GIVEN REQUEST: Pictures stay out of the copy; restate everything else in the material exactly.

'''

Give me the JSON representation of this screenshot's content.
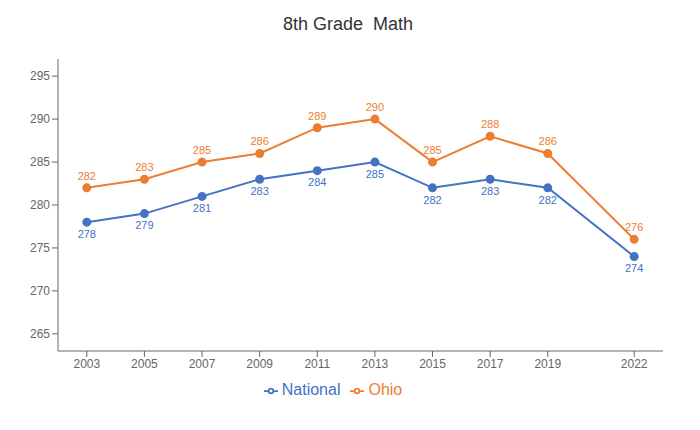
{
  "chart_data": {
    "type": "line",
    "title": "8th Grade  Math",
    "x": [
      2003,
      2005,
      2007,
      2009,
      2011,
      2013,
      2015,
      2017,
      2019,
      2022
    ],
    "series": [
      {
        "name": "National",
        "color": "#4472C4",
        "marker": "circle",
        "values": [
          278,
          279,
          281,
          283,
          284,
          285,
          282,
          283,
          282,
          274
        ]
      },
      {
        "name": "Ohio",
        "color": "#ED7D31",
        "marker": "circle",
        "values": [
          282,
          283,
          285,
          286,
          289,
          290,
          285,
          288,
          286,
          276
        ]
      }
    ],
    "xlim": [
      2002,
      2023
    ],
    "xticks": [
      2003,
      2005,
      2007,
      2009,
      2011,
      2013,
      2015,
      2017,
      2019,
      2022
    ],
    "ylim": [
      263,
      297
    ],
    "yticks": [
      265,
      270,
      275,
      280,
      285,
      290,
      295
    ],
    "grid": false,
    "legend": "bottom",
    "data_labels": true
  }
}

'''

FINAL RESULT:
Give me the JSON representation of this screenshot's content.
{
  "chart_data": {
    "type": "line",
    "title": "8th Grade  Math",
    "x": [
      2003,
      2005,
      2007,
      2009,
      2011,
      2013,
      2015,
      2017,
      2019,
      2022
    ],
    "series": [
      {
        "name": "National",
        "color": "#4472C4",
        "marker": "circle",
        "values": [
          278,
          279,
          281,
          283,
          284,
          285,
          282,
          283,
          282,
          274
        ]
      },
      {
        "name": "Ohio",
        "color": "#ED7D31",
        "marker": "circle",
        "values": [
          282,
          283,
          285,
          286,
          289,
          290,
          285,
          288,
          286,
          276
        ]
      }
    ],
    "xlim": [
      2002,
      2023
    ],
    "xticks": [
      2003,
      2005,
      2007,
      2009,
      2011,
      2013,
      2015,
      2017,
      2019,
      2022
    ],
    "ylim": [
      263,
      297
    ],
    "yticks": [
      265,
      270,
      275,
      280,
      285,
      290,
      295
    ],
    "grid": false,
    "legend": "bottom",
    "data_labels": true
  }
}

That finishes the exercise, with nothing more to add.